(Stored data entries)
* start *
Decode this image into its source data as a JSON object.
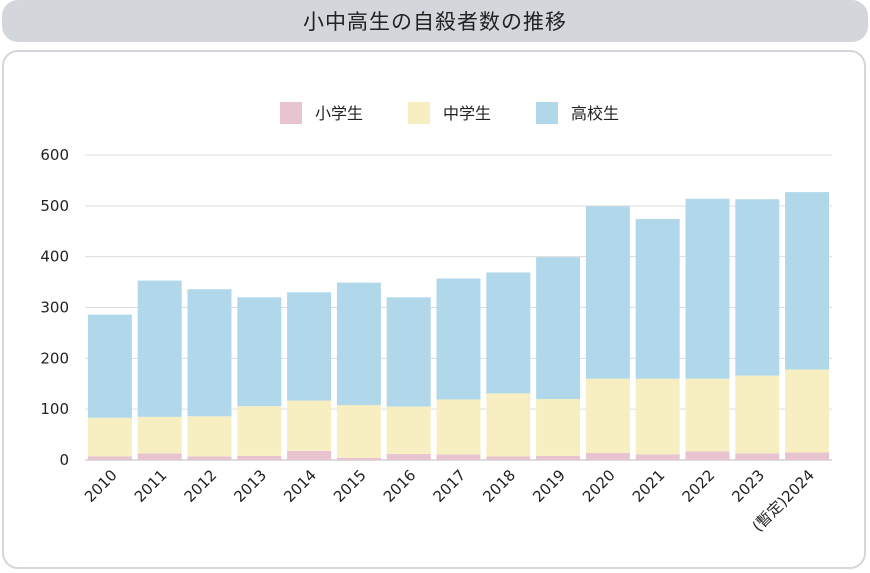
{
  "title": "小中高生の自殺者数の推移",
  "chart_data": {
    "type": "bar",
    "stacked": true,
    "categories": [
      "2010",
      "2011",
      "2012",
      "2013",
      "2014",
      "2015",
      "2016",
      "2017",
      "2018",
      "2019",
      "2020",
      "2021",
      "2022",
      "2023",
      "(暫定)2024"
    ],
    "series": [
      {
        "name": "小学生",
        "color": "#e8c3d0",
        "values": [
          7,
          13,
          7,
          8,
          18,
          4,
          12,
          11,
          7,
          8,
          14,
          11,
          17,
          13,
          15
        ]
      },
      {
        "name": "中学生",
        "color": "#f7efc2",
        "values": [
          76,
          72,
          79,
          98,
          99,
          104,
          93,
          108,
          124,
          112,
          146,
          149,
          143,
          153,
          163
        ]
      },
      {
        "name": "高校生",
        "color": "#b0d8ea",
        "values": [
          203,
          268,
          250,
          214,
          213,
          241,
          215,
          238,
          238,
          279,
          339,
          314,
          354,
          347,
          349
        ]
      }
    ],
    "ylim": [
      0,
      600
    ],
    "yticks": [
      0,
      100,
      200,
      300,
      400,
      500,
      600
    ],
    "grid": true,
    "legend_position": "top"
  }
}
* end *
* [What you will do] Set down the material exactly, every line of it, except for the pictures.

* [Exercise output]
Decode this image into its source data as a JSON object.
{
  "title": "小中高生の自殺者数の推移",
  "chart_data": {
    "type": "bar",
    "stacked": true,
    "categories": [
      "2010",
      "2011",
      "2012",
      "2013",
      "2014",
      "2015",
      "2016",
      "2017",
      "2018",
      "2019",
      "2020",
      "2021",
      "2022",
      "2023",
      "(暫定)2024"
    ],
    "series": [
      {
        "name": "小学生",
        "color": "#e8c3d0",
        "values": [
          7,
          13,
          7,
          8,
          18,
          4,
          12,
          11,
          7,
          8,
          14,
          11,
          17,
          13,
          15
        ]
      },
      {
        "name": "中学生",
        "color": "#f7efc2",
        "values": [
          76,
          72,
          79,
          98,
          99,
          104,
          93,
          108,
          124,
          112,
          146,
          149,
          143,
          153,
          163
        ]
      },
      {
        "name": "高校生",
        "color": "#b0d8ea",
        "values": [
          203,
          268,
          250,
          214,
          213,
          241,
          215,
          238,
          238,
          279,
          339,
          314,
          354,
          347,
          349
        ]
      }
    ],
    "ylim": [
      0,
      600
    ],
    "yticks": [
      0,
      100,
      200,
      300,
      400,
      500,
      600
    ],
    "grid": true,
    "legend_position": "top"
  }
}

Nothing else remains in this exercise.